Objective:
Print the data exactly as it is given, please.

Supplied material:
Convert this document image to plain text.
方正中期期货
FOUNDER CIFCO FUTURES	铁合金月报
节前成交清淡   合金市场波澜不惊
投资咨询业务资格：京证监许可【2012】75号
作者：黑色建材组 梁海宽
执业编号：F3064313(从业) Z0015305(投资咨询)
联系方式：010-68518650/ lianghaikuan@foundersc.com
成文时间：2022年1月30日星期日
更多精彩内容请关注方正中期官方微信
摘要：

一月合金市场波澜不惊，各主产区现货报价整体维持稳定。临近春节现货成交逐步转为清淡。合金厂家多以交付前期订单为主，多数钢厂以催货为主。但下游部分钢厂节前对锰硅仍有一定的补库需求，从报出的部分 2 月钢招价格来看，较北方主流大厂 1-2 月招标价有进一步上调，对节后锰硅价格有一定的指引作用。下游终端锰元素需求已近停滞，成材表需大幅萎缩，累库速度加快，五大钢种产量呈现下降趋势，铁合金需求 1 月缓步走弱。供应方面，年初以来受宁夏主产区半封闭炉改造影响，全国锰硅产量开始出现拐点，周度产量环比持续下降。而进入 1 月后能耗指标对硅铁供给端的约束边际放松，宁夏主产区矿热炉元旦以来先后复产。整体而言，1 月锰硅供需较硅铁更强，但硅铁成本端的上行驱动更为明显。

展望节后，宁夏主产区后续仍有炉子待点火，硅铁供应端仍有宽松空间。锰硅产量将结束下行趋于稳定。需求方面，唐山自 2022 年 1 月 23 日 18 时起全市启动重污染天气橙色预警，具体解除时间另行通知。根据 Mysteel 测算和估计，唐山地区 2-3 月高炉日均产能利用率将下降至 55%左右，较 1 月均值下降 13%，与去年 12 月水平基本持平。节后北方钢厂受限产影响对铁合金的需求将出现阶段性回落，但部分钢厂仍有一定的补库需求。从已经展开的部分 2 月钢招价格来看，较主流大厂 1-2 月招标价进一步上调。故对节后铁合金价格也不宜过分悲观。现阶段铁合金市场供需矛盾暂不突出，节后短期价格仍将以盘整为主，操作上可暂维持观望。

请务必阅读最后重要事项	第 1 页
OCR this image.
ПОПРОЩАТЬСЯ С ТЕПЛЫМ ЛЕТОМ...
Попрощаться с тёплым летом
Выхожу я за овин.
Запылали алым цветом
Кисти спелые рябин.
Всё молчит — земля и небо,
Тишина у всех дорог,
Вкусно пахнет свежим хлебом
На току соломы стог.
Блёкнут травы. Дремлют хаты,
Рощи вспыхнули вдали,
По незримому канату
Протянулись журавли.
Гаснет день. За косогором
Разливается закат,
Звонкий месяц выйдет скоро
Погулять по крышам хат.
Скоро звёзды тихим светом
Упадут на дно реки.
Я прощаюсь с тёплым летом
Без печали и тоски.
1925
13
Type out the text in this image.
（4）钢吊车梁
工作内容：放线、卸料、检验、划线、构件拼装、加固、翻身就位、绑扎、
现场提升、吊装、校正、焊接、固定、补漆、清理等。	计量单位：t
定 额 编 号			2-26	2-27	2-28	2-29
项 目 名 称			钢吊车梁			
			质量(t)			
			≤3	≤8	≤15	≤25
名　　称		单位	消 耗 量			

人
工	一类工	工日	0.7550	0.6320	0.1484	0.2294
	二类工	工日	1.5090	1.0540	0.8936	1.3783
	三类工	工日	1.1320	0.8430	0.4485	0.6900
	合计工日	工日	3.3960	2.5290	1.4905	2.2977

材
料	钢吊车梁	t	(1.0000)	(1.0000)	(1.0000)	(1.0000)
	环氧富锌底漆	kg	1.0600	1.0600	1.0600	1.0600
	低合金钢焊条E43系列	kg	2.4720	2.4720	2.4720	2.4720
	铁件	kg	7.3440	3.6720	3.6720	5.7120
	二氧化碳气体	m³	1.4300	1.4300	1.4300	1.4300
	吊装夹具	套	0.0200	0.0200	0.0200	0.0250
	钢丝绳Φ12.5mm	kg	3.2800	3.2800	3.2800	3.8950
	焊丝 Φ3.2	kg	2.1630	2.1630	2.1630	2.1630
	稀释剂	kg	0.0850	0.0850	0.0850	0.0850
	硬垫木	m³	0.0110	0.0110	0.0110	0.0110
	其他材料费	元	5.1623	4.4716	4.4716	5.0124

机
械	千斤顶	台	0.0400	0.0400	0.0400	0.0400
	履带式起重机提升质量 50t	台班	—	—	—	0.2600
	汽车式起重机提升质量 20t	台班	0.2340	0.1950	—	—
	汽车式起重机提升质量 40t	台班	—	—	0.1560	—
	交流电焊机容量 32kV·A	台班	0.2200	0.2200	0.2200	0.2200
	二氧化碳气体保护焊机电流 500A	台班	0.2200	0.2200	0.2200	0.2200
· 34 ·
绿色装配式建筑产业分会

Written answer:
Convert this document image to plain text.
方正中期期货
FOUNDER CIFCO FUTURES	铁合金月报
节前成交清淡   合金市场波澜不惊
投资咨询业务资格：京证监许可【2012】75号
作者：黑色建材组 梁海宽
执业编号：F3064313(从业) Z0015305(投资咨询)
联系方式：010-68518650/ lianghaikuan@foundersc.com
成文时间：2022年1月30日星期日
更多精彩内容请关注方正中期官方微信
摘要：

一月合金市场波澜不惊，各主产区现货报价整体维持稳定。临近春节现货成交逐步转为清淡。合金厂家多以交付前期订单为主，多数钢厂以催货为主。但下游部分钢厂节前对锰硅仍有一定的补库需求，从报出的部分 2 月钢招价格来看，较北方主流大厂 1-2 月招标价有进一步上调，对节后锰硅价格有一定的指引作用。下游终端锰元素需求已近停滞，成材表需大幅萎缩，累库速度加快，五大钢种产量呈现下降趋势，铁合金需求 1 月缓步走弱。供应方面，年初以来受宁夏主产区半封闭炉改造影响，全国锰硅产量开始出现拐点，周度产量环比持续下降。而进入 1 月后能耗指标对硅铁供给端的约束边际放松，宁夏主产区矿热炉元旦以来先后复产。整体而言，1 月锰硅供需较硅铁更强，但硅铁成本端的上行驱动更为明显。

展望节后，宁夏主产区后续仍有炉子待点火，硅铁供应端仍有宽松空间。锰硅产量将结束下行趋于稳定。需求方面，唐山自 2022 年 1 月 23 日 18 时起全市启动重污染天气橙色预警，具体解除时间另行通知。根据 Mysteel 测算和估计，唐山地区 2-3 月高炉日均产能利用率将下降至 55%左右，较 1 月均值下降 13%，与去年 12 月水平基本持平。节后北方钢厂受限产影响对铁合金的需求将出现阶段性回落，但部分钢厂仍有一定的补库需求。从已经展开的部分 2 月钢招价格来看，较主流大厂 1-2 月招标价进一步上调。故对节后铁合金价格也不宜过分悲观。现阶段铁合金市场供需矛盾暂不突出，节后短期价格仍将以盘整为主，操作上可暂维持观望。

请务必阅读最后重要事项	第 1 页
OCR this image.
ПОПРОЩАТЬСЯ С ТЕПЛЫМ ЛЕТОМ...
Попрощаться с тёплым летом
Выхожу я за овин.
Запылали алым цветом
Кисти спелые рябин.
Всё молчит — земля и небо,
Тишина у всех дорог,
Вкусно пахнет свежим хлебом
На току соломы стог.
Блёкнут травы. Дремлют хаты,
Рощи вспыхнули вдали,
По незримому канату
Протянулись журавли.
Гаснет день. За косогором
Разливается закат,
Звонкий месяц выйдет скоро
Погулять по крышам хат.
Скоро звёзды тихим светом
Упадут на дно реки.
Я прощаюсь с тёплым летом
Без печали и тоски.
1925
13
Type out the text in this image.
（4）钢吊车梁
工作内容：放线、卸料、检验、划线、构件拼装、加固、翻身就位、绑扎、
现场提升、吊装、校正、焊接、固定、补漆、清理等。	计量单位：t
定 额 编 号			2-26	2-27	2-28	2-29
项 目 名 称			钢吊车梁			
			质量(t)			
			≤3	≤8	≤15	≤25
名　　称		单位	消 耗 量			

人
工	一类工	工日	0.7550	0.6320	0.1484	0.2294
	二类工	工日	1.5090	1.0540	0.8936	1.3783
	三类工	工日	1.1320	0.8430	0.4485	0.6900
	合计工日	工日	3.3960	2.5290	1.4905	2.2977

材
料	钢吊车梁	t	(1.0000)	(1.0000)	(1.0000)	(1.0000)
	环氧富锌底漆	kg	1.0600	1.0600	1.0600	1.0600
	低合金钢焊条E43系列	kg	2.4720	2.4720	2.4720	2.4720
	铁件	kg	7.3440	3.6720	3.6720	5.7120
	二氧化碳气体	m³	1.4300	1.4300	1.4300	1.4300
	吊装夹具	套	0.0200	0.0200	0.0200	0.0250
	钢丝绳Φ12.5mm	kg	3.2800	3.2800	3.2800	3.8950
	焊丝 Φ3.2	kg	2.1630	2.1630	2.1630	2.1630
	稀释剂	kg	0.0850	0.0850	0.0850	0.0850
	硬垫木	m³	0.0110	0.0110	0.0110	0.0110
	其他材料费	元	5.1623	4.4716	4.4716	5.0124

机
械	千斤顶	台	0.0400	0.0400	0.0400	0.0400
	履带式起重机提升质量 50t	台班	—	—	—	0.2600
	汽车式起重机提升质量 20t	台班	0.2340	0.1950	—	—
	汽车式起重机提升质量 40t	台班	—	—	0.1560	—
	交流电焊机容量 32kV·A	台班	0.2200	0.2200	0.2200	0.2200
	二氧化碳气体保护焊机电流 500A	台班	0.2200	0.2200	0.2200	0.2200
· 34 ·
绿色装配式建筑产业分会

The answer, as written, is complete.